Look for the string "color" and copy every line that has it.
>> Begin DATA RECORDS
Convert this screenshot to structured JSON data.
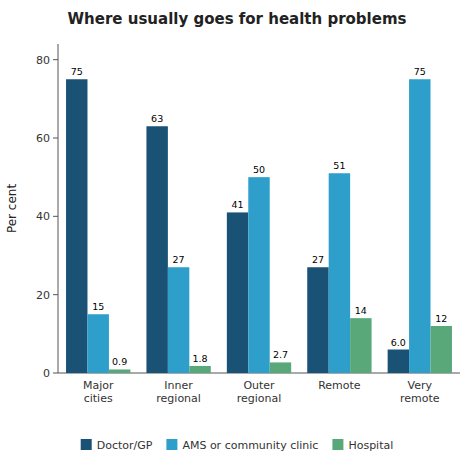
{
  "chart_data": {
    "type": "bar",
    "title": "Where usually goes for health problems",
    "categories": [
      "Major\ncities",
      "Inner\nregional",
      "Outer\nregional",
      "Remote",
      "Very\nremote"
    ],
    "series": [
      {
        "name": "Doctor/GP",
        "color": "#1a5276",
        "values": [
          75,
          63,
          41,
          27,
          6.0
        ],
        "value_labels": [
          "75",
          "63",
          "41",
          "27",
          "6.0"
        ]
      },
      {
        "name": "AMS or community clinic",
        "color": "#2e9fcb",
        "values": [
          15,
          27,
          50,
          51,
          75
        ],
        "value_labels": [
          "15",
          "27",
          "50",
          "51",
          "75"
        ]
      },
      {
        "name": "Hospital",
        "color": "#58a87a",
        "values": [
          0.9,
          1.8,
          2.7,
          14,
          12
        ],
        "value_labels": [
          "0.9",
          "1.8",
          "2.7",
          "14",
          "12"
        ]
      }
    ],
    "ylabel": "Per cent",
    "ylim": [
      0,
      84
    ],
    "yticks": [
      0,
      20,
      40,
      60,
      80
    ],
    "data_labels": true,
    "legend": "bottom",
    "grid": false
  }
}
>> End DATA RECORDS
>> Begin DATA RECORDS
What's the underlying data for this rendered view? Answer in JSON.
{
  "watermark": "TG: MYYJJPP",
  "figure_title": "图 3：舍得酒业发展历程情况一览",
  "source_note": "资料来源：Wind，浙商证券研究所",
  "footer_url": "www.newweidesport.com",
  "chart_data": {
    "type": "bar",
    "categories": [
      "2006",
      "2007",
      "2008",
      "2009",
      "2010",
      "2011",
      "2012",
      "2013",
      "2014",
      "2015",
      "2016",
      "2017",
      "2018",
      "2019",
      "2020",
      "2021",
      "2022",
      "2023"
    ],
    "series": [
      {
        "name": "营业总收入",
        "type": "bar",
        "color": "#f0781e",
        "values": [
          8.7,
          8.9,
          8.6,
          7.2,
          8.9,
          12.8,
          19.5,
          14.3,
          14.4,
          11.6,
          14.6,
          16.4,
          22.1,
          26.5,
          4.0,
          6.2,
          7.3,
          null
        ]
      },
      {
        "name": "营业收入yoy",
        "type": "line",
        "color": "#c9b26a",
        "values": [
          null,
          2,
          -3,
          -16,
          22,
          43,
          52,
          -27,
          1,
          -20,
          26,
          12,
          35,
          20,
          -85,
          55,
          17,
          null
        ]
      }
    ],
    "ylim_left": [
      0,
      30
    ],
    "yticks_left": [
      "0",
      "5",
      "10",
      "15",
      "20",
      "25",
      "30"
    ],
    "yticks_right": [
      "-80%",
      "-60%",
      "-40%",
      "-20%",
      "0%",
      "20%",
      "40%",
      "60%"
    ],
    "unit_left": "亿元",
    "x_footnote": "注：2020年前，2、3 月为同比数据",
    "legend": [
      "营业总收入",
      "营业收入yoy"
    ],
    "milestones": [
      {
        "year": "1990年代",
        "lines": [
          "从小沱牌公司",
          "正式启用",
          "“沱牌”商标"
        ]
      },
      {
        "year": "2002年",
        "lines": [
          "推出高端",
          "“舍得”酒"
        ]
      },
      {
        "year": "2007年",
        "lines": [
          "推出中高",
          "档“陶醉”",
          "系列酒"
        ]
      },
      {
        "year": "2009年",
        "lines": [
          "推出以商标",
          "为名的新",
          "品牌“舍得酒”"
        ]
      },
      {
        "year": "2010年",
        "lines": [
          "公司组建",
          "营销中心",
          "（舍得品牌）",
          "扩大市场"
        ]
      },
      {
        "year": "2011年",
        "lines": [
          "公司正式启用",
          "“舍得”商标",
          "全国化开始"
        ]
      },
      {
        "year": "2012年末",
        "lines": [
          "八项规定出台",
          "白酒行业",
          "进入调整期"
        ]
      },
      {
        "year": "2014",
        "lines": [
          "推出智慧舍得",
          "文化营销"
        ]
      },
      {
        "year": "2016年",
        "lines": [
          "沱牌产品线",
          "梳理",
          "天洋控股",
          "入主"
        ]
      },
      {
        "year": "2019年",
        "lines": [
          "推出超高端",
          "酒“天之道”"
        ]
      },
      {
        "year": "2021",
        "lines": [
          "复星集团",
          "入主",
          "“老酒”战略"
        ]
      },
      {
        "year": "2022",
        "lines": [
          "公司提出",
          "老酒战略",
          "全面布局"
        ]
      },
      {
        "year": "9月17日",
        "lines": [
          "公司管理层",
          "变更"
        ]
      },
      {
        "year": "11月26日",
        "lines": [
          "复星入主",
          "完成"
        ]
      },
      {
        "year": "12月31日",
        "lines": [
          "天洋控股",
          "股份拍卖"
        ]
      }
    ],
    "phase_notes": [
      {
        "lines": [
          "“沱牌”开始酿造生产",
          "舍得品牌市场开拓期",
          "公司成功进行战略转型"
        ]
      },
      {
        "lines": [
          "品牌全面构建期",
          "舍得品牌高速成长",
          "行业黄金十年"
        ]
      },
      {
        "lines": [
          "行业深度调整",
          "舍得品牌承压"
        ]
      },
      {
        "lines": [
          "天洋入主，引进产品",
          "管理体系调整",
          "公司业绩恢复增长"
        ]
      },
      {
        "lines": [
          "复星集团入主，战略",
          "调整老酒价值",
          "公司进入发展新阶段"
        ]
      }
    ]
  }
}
>> End DATA RECORDS
● **ANSWER TO THIS PROBLEM**
        "color": "#1a5276",
        "color": "#2e9fcb",
        "color": "#58a87a",
        "color": "#f0781e",
        "color": "#c9b26a",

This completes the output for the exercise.